--- 原文节选 ---

作者姓名:张耀天  何正友  赵静  张鹏  李明  桂建廷
作者单位:1. 西南交通大学 电气工程学院,四川省 成都市 610031
2. 电力系统保护与动态安全监控教育部重点实验室(华北电力大学),北京市 昌平区 102206
3. 河南省电力公司 南阳供电公司,河南省 南阳市 473001
摘    要:电网发生故障后,当故障信息存在不完整或不确定性,甚至关键信息丢失时,会导致故障诊断难以得出正确结论。针对此问题,文章提出了一种粗糙集理论和朴素贝叶斯网络相结合的电网故障诊断方法。首先以保护、断路器作为条件属性,故障区域作为决策属性,考察各种故障情况并建立决策表,然后利用基于可辨识矩阵和信息熵的属性约简方法提取最佳属性约简组合,最后以最佳属性约简组合形成的约简决策表建立朴素贝叶斯网络模型,并对节点概率进行训练。运用VC++编写了基于该方法的故障诊断软件,算例结果表明,该方法正确、有效,能提高系统在丢失核属性情况下的容错性,具有较好的实用价值。

关 键 词:故障诊断  粗糙集  贝叶斯网络  约简  信息熵  容错性
文章编号:1000-3673(2007)01-0037-07
修稿时间:06 12 2006 12:00AM

A Power Network Fault Diagnosis MethodBased on Rough Set Theory and Naive Bayesian Networks
ZHANG Yao-tian,HE Zheng-you,ZHAO Jing,ZHANG Peng,LI Ming,GUI Jian-ting.A Power Network Fault Diagnosis MethodBased on Rough Set Theory and Naive Bayesian Networks[J].Power System Technology,2007,31(1):37-43.

---

◆ **任务要求**
逐字输出上面电网故障诊断论文摘录中从“作者姓名:张耀天  何正友  赵静  张鹏  李明  桂建廷”到“Networks[J].Power System Technology,2007,31(1):37-43.”的内容。

--- 学习材料 ---

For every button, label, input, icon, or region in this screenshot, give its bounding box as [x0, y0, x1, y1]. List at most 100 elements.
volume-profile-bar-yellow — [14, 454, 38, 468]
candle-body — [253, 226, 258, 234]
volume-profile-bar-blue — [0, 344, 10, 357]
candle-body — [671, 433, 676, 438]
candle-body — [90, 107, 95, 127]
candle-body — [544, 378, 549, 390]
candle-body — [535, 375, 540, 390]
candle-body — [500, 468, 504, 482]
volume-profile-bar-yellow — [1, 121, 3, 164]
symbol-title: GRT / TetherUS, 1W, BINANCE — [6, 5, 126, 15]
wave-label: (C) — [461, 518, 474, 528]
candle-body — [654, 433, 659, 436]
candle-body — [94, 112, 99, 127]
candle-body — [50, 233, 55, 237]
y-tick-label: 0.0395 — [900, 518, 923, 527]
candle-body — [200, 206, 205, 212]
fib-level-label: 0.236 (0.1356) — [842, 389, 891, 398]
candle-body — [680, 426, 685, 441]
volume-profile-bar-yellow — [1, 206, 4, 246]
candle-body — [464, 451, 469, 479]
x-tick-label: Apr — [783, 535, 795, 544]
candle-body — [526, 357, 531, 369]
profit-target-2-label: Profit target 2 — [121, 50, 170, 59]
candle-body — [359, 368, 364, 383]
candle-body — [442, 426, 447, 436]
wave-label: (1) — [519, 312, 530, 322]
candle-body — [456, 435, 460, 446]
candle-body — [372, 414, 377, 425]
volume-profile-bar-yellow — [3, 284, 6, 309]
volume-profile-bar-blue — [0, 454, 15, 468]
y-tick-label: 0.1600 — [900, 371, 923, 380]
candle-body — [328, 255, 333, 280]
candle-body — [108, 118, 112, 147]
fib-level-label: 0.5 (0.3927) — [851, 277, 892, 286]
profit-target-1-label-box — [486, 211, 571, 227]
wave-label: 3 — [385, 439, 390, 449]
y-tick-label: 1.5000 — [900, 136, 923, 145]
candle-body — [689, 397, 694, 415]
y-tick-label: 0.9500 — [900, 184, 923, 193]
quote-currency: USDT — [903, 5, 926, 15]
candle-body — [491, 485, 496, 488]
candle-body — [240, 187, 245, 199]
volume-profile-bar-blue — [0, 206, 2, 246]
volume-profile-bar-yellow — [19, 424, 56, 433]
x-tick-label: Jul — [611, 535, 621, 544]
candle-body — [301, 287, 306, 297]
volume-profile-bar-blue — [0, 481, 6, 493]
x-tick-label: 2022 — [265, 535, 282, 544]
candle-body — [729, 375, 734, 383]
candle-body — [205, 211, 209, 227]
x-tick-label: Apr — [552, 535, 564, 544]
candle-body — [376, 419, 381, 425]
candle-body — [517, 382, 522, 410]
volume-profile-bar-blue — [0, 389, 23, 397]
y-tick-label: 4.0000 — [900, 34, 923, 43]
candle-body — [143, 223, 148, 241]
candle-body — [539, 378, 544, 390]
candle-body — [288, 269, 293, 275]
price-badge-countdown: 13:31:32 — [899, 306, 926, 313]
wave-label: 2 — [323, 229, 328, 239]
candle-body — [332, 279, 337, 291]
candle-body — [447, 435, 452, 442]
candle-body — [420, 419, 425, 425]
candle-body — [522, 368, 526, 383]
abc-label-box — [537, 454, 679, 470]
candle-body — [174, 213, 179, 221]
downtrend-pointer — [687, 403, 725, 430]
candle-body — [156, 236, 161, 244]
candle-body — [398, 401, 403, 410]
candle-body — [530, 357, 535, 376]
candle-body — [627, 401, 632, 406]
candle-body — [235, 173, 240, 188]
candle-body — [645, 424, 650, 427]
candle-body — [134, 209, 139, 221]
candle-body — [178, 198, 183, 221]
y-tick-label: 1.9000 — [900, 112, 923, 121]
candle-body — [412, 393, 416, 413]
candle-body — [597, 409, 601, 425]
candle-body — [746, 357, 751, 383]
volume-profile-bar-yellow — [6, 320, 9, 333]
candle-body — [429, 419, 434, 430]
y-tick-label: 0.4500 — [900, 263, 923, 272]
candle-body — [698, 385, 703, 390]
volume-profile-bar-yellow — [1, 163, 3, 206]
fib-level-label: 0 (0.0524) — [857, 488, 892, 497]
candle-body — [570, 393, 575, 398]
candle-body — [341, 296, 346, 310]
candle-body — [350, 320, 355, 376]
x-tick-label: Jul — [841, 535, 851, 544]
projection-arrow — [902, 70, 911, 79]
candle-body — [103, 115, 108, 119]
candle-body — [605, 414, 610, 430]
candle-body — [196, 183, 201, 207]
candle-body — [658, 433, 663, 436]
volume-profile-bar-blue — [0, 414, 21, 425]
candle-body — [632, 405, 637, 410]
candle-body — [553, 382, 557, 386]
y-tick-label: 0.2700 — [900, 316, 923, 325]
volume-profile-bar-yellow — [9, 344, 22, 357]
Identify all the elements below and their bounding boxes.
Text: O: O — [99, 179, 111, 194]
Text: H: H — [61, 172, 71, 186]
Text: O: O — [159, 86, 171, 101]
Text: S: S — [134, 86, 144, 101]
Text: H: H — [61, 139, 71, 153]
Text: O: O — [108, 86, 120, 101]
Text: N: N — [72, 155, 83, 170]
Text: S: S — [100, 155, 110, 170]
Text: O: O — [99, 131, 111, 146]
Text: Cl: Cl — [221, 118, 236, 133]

---

◆ **练习输出**
作者姓名:张耀天  何正友  赵静  张鹏  李明  桂建廷
作者单位:1. 西南交通大学 电气工程学院,四川省 成都市 610031
2. 电力系统保护与动态安全监控教育部重点实验室(华北电力大学),北京市 昌平区 102206
3. 河南省电力公司 南阳供电公司,河南省 南阳市 473001
摘    要:电网发生故障后,当故障信息存在不完整或不确定性,甚至关键信息丢失时,会导致故障诊断难以得出正确结论。针对此问题,文章提出了一种粗糙集理论和朴素贝叶斯网络相结合的电网故障诊断方法。首先以保护、断路器作为条件属性,故障区域作为决策属性,考察各种故障情况并建立决策表,然后利用基于可辨识矩阵和信息熵的属性约简方法提取最佳属性约简组合,最后以最佳属性约简组合形成的约简决策表建立朴素贝叶斯网络模型,并对节点概率进行训练。运用VC++编写了基于该方法的故障诊断软件,算例结果表明,该方法正确、有效,能提高系统在丢失核属性情况下的容错性,具有较好的实用价值。

关 键 词:故障诊断  粗糙集  贝叶斯网络  约简  信息熵  容错性
文章编号:1000-3673(2007)01-0037-07
修稿时间:06 12 2006 12:00AM

A Power Network Fault Diagnosis MethodBased on Rough Set Theory and Naive Bayesian Networks
ZHANG Yao-tian,HE Zheng-you,ZHAO Jing,ZHANG Peng,LI Ming,GUI Jian-ting.A Power Network Fault Diagnosis MethodBased on Rough Set Theory and Naive Bayesian Networks[J].Power System Technology,2007,31(1):37-43.